• Excerpt provided
--- start ---
Updating Azure Machine Learning Studio (classic) models using Update Resource Activity

Note

This article applies to version 1 of Data Factory. If you are using the current version of the Data Factory service, see update machine learning models in Data Factory.

This article complements the main Azure Data Factory - Azure Machine Learning Studio (classic) integration article: Create predictive pipelines using Azure Machine Learning Studio (classic) and Azure Data Factory. If you haven't already done so, review the main article before reading through this article.

Overview

Over time, the predictive models in the Azure Machine Learning Studio (classic) scoring experiments need to be retrained using new input datasets. After you are done with retraining, you want to update the scoring web service with the retrained ML model. The typical steps to enable retraining and updating Studio (classic) models via web services are:

  1. Create an experiment in Azure Machine Learning Studio (classic).
  2. When you are satisfied with the model, use Azure Machine Learning Studio (classic) to publish web services for both the training experiment and scoring/predictive experiment.

The following table describes the web services used in this example. See Retrain Azure Machine Learning Studio (classic) models programmatically for details.

  • Training web service - Receives training data and produces trained models. The output of the retraining is an .ilearner file in an Azure Blob storage. The default endpoint is automatically created for you when you publish the training experiment as a web service. You can create more endpoints but the example uses only the default endpoint.
--- end ---
• Short problem 1
Could you copy, word for word, the part of the entries that opens with the line containing "user-plain-icon bbox=[188, 78, 248, 148]" and closes with the line containing "users-row-cap bbox=[28, 196, 248, 266]", including both of those lines?
The entries that follow have no connection to the article on updating Azure Machine Learning Studio (classic) models.

• Stored rows
--- start ---
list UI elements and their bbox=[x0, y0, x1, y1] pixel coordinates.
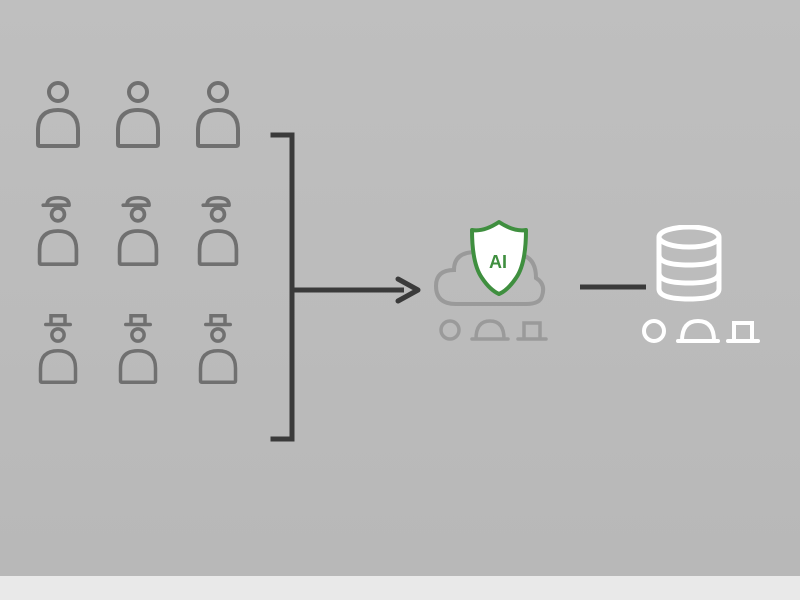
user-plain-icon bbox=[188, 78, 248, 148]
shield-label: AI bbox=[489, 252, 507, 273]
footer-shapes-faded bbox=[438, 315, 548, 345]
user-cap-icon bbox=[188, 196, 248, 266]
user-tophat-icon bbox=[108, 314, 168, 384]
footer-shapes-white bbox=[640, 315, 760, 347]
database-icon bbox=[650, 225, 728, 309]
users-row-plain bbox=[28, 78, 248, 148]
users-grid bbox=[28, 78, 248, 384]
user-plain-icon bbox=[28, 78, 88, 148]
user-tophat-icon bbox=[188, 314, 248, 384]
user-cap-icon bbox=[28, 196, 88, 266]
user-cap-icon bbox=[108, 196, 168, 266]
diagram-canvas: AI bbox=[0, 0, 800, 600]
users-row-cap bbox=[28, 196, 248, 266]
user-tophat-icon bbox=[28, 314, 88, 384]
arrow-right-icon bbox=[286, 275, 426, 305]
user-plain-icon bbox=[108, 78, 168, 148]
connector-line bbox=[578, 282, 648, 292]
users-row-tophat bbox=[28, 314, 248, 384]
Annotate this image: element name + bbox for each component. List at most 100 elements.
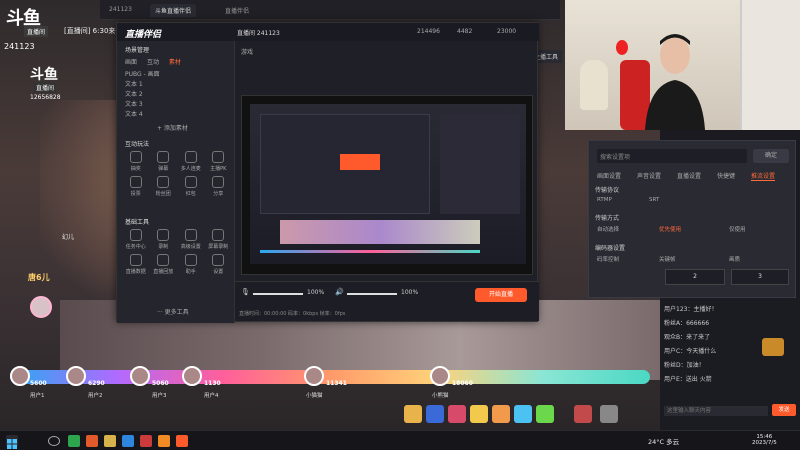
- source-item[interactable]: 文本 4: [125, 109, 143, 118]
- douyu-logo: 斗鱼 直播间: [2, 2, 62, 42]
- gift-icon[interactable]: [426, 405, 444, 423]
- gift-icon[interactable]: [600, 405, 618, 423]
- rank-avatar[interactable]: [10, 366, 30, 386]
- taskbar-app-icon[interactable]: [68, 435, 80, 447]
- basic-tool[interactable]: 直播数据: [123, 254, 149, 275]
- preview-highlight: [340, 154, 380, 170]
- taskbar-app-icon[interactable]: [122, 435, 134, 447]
--- end ---
• Short problem 2
Could you write out the entire article on updating Azure Machine Learning Studio (classic) models word for word?

• Correct result 1
user-plain-icon bbox=[188, 78, 248, 148]
shield-label: AI bbox=[489, 252, 507, 273]
footer-shapes-faded bbox=[438, 315, 548, 345]
user-cap-icon bbox=[188, 196, 248, 266]
user-tophat-icon bbox=[108, 314, 168, 384]
footer-shapes-white bbox=[640, 315, 760, 347]
database-icon bbox=[650, 225, 728, 309]
users-row-plain bbox=[28, 78, 248, 148]
users-grid bbox=[28, 78, 248, 384]
user-plain-icon bbox=[28, 78, 88, 148]
user-tophat-icon bbox=[188, 314, 248, 384]
user-cap-icon bbox=[28, 196, 88, 266]
user-cap-icon bbox=[108, 196, 168, 266]
diagram-canvas: AI bbox=[0, 0, 800, 600]
users-row-cap bbox=[28, 196, 248, 266]

• Correct result 2
Updating Azure Machine Learning Studio (classic) models using Update Resource Activity

Note

This article applies to version 1 of Data Factory. If you are using the current version of the Data Factory service, see update machine learning models in Data Factory.

This article complements the main Azure Data Factory - Azure Machine Learning Studio (classic) integration article: Create predictive pipelines using Azure Machine Learning Studio (classic) and Azure Data Factory. If you haven't already done so, review the main article before reading through this article.

Overview

Over time, the predictive models in the Azure Machine Learning Studio (classic) scoring experiments need to be retrained using new input datasets. After you are done with retraining, you want to update the scoring web service with the retrained ML model. The typical steps to enable retraining and updating Studio (classic) models via web services are:

  1. Create an experiment in Azure Machine Learning Studio (classic).
  2. When you are satisfied with the model, use Azure Machine Learning Studio (classic) to publish web services for both the training experiment and scoring/predictive experiment.

The following table describes the web services used in this example. See Retrain Azure Machine Learning Studio (classic) models programmatically for details.

  • Training web service - Receives training data and produces trained models. The output of the retraining is an .ilearner file in an Azure Blob storage. The default endpoint is automatically created for you when you publish the training experiment as a web service. You can create more endpoints but the example uses only the default endpoint.